Can you transcribe every entry word for word, skipping the images?
_ _ _
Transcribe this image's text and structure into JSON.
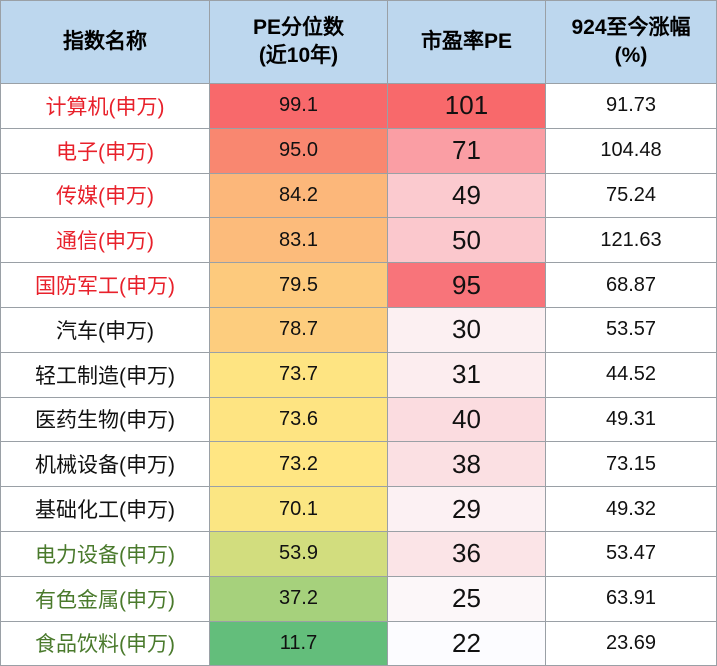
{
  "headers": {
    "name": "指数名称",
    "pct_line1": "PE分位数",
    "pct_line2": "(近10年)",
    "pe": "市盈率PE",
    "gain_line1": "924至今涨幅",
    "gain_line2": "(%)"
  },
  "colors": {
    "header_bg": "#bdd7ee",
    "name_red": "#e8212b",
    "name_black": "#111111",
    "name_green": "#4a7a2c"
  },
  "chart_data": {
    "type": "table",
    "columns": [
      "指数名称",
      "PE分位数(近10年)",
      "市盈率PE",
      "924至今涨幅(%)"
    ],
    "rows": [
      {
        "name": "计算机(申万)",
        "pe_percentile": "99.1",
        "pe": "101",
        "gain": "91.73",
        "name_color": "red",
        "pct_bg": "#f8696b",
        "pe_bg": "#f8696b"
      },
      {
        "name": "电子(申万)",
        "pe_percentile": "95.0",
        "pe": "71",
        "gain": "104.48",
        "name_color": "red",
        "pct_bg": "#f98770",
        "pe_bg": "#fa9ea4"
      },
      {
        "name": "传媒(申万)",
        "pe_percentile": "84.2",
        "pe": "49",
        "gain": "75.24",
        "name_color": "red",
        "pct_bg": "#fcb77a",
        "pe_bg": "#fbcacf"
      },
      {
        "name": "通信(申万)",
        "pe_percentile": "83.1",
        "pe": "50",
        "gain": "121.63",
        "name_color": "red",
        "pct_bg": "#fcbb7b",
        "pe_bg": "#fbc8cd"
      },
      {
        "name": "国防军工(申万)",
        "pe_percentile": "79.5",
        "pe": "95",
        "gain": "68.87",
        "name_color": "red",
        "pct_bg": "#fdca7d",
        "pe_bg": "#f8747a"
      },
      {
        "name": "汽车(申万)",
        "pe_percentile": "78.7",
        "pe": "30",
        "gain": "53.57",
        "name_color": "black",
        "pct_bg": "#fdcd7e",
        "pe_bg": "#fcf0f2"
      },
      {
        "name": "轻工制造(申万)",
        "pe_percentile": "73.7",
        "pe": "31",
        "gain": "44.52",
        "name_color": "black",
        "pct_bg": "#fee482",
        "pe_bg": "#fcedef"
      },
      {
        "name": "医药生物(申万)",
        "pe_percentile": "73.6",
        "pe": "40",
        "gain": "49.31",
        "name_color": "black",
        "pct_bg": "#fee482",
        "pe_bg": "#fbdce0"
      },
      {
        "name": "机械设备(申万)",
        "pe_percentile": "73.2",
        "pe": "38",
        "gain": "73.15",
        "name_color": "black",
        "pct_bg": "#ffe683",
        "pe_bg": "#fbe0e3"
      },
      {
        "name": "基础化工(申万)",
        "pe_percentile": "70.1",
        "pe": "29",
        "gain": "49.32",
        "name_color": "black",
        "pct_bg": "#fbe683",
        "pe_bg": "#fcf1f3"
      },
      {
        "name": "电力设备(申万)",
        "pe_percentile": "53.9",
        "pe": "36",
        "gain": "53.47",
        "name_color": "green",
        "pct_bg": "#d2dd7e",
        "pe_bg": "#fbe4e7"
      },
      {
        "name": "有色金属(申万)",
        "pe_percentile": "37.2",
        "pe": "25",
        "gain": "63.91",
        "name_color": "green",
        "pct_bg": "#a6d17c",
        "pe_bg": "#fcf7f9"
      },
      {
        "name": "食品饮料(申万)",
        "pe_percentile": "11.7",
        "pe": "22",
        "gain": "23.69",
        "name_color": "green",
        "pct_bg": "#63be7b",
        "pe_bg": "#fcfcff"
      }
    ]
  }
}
_ _ _
— Final result —
Transcribe this image's text and structure into JSON.
{
  "headers": {
    "name": "指数名称",
    "pct_line1": "PE分位数",
    "pct_line2": "(近10年)",
    "pe": "市盈率PE",
    "gain_line1": "924至今涨幅",
    "gain_line2": "(%)"
  },
  "colors": {
    "header_bg": "#bdd7ee",
    "name_red": "#e8212b",
    "name_black": "#111111",
    "name_green": "#4a7a2c"
  },
  "chart_data": {
    "type": "table",
    "columns": [
      "指数名称",
      "PE分位数(近10年)",
      "市盈率PE",
      "924至今涨幅(%)"
    ],
    "rows": [
      {
        "name": "计算机(申万)",
        "pe_percentile": "99.1",
        "pe": "101",
        "gain": "91.73",
        "name_color": "red",
        "pct_bg": "#f8696b",
        "pe_bg": "#f8696b"
      },
      {
        "name": "电子(申万)",
        "pe_percentile": "95.0",
        "pe": "71",
        "gain": "104.48",
        "name_color": "red",
        "pct_bg": "#f98770",
        "pe_bg": "#fa9ea4"
      },
      {
        "name": "传媒(申万)",
        "pe_percentile": "84.2",
        "pe": "49",
        "gain": "75.24",
        "name_color": "red",
        "pct_bg": "#fcb77a",
        "pe_bg": "#fbcacf"
      },
      {
        "name": "通信(申万)",
        "pe_percentile": "83.1",
        "pe": "50",
        "gain": "121.63",
        "name_color": "red",
        "pct_bg": "#fcbb7b",
        "pe_bg": "#fbc8cd"
      },
      {
        "name": "国防军工(申万)",
        "pe_percentile": "79.5",
        "pe": "95",
        "gain": "68.87",
        "name_color": "red",
        "pct_bg": "#fdca7d",
        "pe_bg": "#f8747a"
      },
      {
        "name": "汽车(申万)",
        "pe_percentile": "78.7",
        "pe": "30",
        "gain": "53.57",
        "name_color": "black",
        "pct_bg": "#fdcd7e",
        "pe_bg": "#fcf0f2"
      },
      {
        "name": "轻工制造(申万)",
        "pe_percentile": "73.7",
        "pe": "31",
        "gain": "44.52",
        "name_color": "black",
        "pct_bg": "#fee482",
        "pe_bg": "#fcedef"
      },
      {
        "name": "医药生物(申万)",
        "pe_percentile": "73.6",
        "pe": "40",
        "gain": "49.31",
        "name_color": "black",
        "pct_bg": "#fee482",
        "pe_bg": "#fbdce0"
      },
      {
        "name": "机械设备(申万)",
        "pe_percentile": "73.2",
        "pe": "38",
        "gain": "73.15",
        "name_color": "black",
        "pct_bg": "#ffe683",
        "pe_bg": "#fbe0e3"
      },
      {
        "name": "基础化工(申万)",
        "pe_percentile": "70.1",
        "pe": "29",
        "gain": "49.32",
        "name_color": "black",
        "pct_bg": "#fbe683",
        "pe_bg": "#fcf1f3"
      },
      {
        "name": "电力设备(申万)",
        "pe_percentile": "53.9",
        "pe": "36",
        "gain": "53.47",
        "name_color": "green",
        "pct_bg": "#d2dd7e",
        "pe_bg": "#fbe4e7"
      },
      {
        "name": "有色金属(申万)",
        "pe_percentile": "37.2",
        "pe": "25",
        "gain": "63.91",
        "name_color": "green",
        "pct_bg": "#a6d17c",
        "pe_bg": "#fcf7f9"
      },
      {
        "name": "食品饮料(申万)",
        "pe_percentile": "11.7",
        "pe": "22",
        "gain": "23.69",
        "name_color": "green",
        "pct_bg": "#63be7b",
        "pe_bg": "#fcfcff"
      }
    ]
  }
}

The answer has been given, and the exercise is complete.